▶ [TO BE DONE] Output every entry exactly as given.

▶ [PROVIDED MATERIAL]
=======
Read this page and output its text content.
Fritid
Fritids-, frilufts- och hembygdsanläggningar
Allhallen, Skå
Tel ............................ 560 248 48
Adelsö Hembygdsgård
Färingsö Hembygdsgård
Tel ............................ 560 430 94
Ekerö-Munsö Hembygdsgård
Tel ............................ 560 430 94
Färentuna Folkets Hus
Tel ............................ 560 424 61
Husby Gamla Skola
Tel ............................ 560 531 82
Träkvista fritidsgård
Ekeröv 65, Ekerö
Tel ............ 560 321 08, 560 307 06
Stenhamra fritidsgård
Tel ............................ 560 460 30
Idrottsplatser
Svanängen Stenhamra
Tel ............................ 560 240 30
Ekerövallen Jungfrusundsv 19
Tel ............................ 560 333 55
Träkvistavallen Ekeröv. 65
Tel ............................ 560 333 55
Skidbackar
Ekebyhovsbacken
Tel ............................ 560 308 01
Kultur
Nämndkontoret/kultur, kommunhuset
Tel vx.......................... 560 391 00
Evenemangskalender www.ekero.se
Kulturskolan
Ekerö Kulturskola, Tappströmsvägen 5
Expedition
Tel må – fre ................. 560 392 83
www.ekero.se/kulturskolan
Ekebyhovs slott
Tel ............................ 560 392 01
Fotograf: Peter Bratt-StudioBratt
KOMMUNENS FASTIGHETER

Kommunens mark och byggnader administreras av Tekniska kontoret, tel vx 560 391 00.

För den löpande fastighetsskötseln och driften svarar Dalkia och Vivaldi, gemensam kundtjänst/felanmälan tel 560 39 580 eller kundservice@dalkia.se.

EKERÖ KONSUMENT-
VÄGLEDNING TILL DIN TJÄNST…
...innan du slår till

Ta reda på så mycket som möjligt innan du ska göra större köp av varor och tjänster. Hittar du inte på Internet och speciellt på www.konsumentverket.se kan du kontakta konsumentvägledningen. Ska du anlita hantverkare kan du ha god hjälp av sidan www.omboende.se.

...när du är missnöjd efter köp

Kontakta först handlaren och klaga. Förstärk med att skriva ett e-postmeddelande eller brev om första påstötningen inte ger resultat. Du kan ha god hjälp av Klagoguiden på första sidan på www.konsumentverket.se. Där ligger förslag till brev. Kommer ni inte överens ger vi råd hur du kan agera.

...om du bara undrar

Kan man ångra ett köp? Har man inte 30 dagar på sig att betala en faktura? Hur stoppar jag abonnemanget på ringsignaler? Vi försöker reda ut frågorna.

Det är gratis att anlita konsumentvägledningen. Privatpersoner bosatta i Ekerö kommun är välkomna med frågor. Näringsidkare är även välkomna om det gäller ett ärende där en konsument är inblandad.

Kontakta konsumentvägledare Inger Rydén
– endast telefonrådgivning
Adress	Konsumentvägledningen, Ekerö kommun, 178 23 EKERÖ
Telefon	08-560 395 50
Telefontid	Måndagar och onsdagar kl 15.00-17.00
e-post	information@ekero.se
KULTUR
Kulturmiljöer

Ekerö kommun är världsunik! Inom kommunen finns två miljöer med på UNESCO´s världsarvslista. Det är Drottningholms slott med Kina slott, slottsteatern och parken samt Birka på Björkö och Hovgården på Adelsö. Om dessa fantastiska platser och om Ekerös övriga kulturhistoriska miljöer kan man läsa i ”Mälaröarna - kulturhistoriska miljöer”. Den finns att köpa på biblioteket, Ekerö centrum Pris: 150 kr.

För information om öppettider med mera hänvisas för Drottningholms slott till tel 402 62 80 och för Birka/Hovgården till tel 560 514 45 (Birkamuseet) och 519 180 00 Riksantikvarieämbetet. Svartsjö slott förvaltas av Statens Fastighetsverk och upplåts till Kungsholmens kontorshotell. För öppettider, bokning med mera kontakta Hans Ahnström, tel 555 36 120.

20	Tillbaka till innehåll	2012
=======
▶ [EXPECTED ANSWER]
Read this page and output its text content.
Fritid
Fritids-, frilufts- och hembygdsanläggningar
Allhallen, Skå
Tel ............................ 560 248 48
Adelsö Hembygdsgård
Färingsö Hembygdsgård
Tel ............................ 560 430 94
Ekerö-Munsö Hembygdsgård
Tel ............................ 560 430 94
Färentuna Folkets Hus
Tel ............................ 560 424 61
Husby Gamla Skola
Tel ............................ 560 531 82
Träkvista fritidsgård
Ekeröv 65, Ekerö
Tel ............ 560 321 08, 560 307 06
Stenhamra fritidsgård
Tel ............................ 560 460 30
Idrottsplatser
Svanängen Stenhamra
Tel ............................ 560 240 30
Ekerövallen Jungfrusundsv 19
Tel ............................ 560 333 55
Träkvistavallen Ekeröv. 65
Tel ............................ 560 333 55
Skidbackar
Ekebyhovsbacken
Tel ............................ 560 308 01
Kultur
Nämndkontoret/kultur, kommunhuset
Tel vx.......................... 560 391 00
Evenemangskalender www.ekero.se
Kulturskolan
Ekerö Kulturskola, Tappströmsvägen 5
Expedition
Tel må – fre ................. 560 392 83
www.ekero.se/kulturskolan
Ekebyhovs slott
Tel ............................ 560 392 01
Fotograf: Peter Bratt-StudioBratt
KOMMUNENS FASTIGHETER

Kommunens mark och byggnader administreras av Tekniska kontoret, tel vx 560 391 00.

För den löpande fastighetsskötseln och driften svarar Dalkia och Vivaldi, gemensam kundtjänst/felanmälan tel 560 39 580 eller kundservice@dalkia.se.

EKERÖ KONSUMENT-
VÄGLEDNING TILL DIN TJÄNST…
...innan du slår till

Ta reda på så mycket som möjligt innan du ska göra större köp av varor och tjänster. Hittar du inte på Internet och speciellt på www.konsumentverket.se kan du kontakta konsumentvägledningen. Ska du anlita hantverkare kan du ha god hjälp av sidan www.omboende.se.

...när du är missnöjd efter köp

Kontakta först handlaren och klaga. Förstärk med att skriva ett e-postmeddelande eller brev om första påstötningen inte ger resultat. Du kan ha god hjälp av Klagoguiden på första sidan på www.konsumentverket.se. Där ligger förslag till brev. Kommer ni inte överens ger vi råd hur du kan agera.

...om du bara undrar

Kan man ångra ett köp? Har man inte 30 dagar på sig att betala en faktura? Hur stoppar jag abonnemanget på ringsignaler? Vi försöker reda ut frågorna.

Det är gratis att anlita konsumentvägledningen. Privatpersoner bosatta i Ekerö kommun är välkomna med frågor. Näringsidkare är även välkomna om det gäller ett ärende där en konsument är inblandad.

Kontakta konsumentvägledare Inger Rydén
– endast telefonrådgivning
Adress	Konsumentvägledningen, Ekerö kommun, 178 23 EKERÖ
Telefon	08-560 395 50
Telefontid	Måndagar och onsdagar kl 15.00-17.00
e-post	information@ekero.se
KULTUR
Kulturmiljöer

Ekerö kommun är världsunik! Inom kommunen finns två miljöer med på UNESCO´s världsarvslista. Det är Drottningholms slott med Kina slott, slottsteatern och parken samt Birka på Björkö och Hovgården på Adelsö. Om dessa fantastiska platser och om Ekerös övriga kulturhistoriska miljöer kan man läsa i ”Mälaröarna - kulturhistoriska miljöer”. Den finns att köpa på biblioteket, Ekerö centrum Pris: 150 kr.

För information om öppettider med mera hänvisas för Drottningholms slott till tel 402 62 80 och för Birka/Hovgården till tel 560 514 45 (Birkamuseet) och 519 180 00 Riksantikvarieämbetet. Svartsjö slott förvaltas av Statens Fastighetsverk och upplåts till Kungsholmens kontorshotell. För öppettider, bokning med mera kontakta Hans Ahnström, tel 555 36 120.

20	Tillbaka till innehåll	2012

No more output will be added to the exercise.